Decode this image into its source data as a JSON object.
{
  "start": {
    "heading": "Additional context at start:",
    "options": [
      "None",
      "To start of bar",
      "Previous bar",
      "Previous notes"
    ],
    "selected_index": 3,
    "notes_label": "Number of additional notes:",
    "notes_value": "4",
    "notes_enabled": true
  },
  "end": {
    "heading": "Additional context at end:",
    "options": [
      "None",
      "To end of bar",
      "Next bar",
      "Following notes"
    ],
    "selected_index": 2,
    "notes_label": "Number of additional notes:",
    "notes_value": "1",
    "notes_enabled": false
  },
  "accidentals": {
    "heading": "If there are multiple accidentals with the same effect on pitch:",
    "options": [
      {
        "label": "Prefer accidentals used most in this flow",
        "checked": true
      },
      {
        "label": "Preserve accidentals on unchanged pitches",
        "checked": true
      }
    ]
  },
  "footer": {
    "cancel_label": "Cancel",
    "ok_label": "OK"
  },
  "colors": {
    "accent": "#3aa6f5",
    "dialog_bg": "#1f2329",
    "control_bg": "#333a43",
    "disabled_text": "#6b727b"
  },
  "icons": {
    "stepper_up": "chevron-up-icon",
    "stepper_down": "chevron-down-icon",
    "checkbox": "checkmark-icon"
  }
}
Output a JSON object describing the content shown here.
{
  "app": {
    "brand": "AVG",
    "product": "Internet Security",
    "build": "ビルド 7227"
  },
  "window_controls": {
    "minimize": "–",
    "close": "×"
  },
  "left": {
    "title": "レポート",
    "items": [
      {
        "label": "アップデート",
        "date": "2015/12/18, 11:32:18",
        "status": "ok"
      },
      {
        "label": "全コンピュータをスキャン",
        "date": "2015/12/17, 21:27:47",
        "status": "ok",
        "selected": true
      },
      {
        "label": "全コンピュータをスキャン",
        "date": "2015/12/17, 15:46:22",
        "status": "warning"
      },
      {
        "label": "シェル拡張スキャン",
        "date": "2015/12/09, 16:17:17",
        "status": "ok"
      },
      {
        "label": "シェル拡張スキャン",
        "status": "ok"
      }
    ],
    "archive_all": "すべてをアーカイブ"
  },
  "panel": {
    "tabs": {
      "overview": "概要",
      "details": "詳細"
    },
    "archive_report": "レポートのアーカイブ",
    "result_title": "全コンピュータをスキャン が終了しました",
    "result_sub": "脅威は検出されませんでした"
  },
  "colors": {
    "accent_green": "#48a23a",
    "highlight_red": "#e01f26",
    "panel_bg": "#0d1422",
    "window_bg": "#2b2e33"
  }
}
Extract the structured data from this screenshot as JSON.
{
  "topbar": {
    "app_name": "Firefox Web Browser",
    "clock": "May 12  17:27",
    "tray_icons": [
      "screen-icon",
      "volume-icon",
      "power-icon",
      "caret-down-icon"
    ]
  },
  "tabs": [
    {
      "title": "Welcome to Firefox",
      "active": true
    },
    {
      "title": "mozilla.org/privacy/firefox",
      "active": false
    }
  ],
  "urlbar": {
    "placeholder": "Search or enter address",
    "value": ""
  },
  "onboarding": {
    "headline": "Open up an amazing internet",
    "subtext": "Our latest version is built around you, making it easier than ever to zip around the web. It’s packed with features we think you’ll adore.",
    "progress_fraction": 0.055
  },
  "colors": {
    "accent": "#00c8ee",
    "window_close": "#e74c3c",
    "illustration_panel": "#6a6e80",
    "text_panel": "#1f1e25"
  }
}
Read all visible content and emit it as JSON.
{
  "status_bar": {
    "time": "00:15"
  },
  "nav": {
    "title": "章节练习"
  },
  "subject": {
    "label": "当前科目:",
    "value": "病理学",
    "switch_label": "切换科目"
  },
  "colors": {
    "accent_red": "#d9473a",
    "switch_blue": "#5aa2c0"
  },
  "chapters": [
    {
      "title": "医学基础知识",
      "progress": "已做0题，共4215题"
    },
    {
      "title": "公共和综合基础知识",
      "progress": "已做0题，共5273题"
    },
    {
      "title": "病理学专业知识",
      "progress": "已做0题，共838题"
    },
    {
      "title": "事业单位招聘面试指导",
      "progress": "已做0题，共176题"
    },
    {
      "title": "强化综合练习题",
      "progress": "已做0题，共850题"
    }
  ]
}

· · · · · · ·

Written instruction: Pull out all lines from the entries above that include the word "context".

In response:
    "heading": "Additional context at start:",
    "heading": "Additional context at end:",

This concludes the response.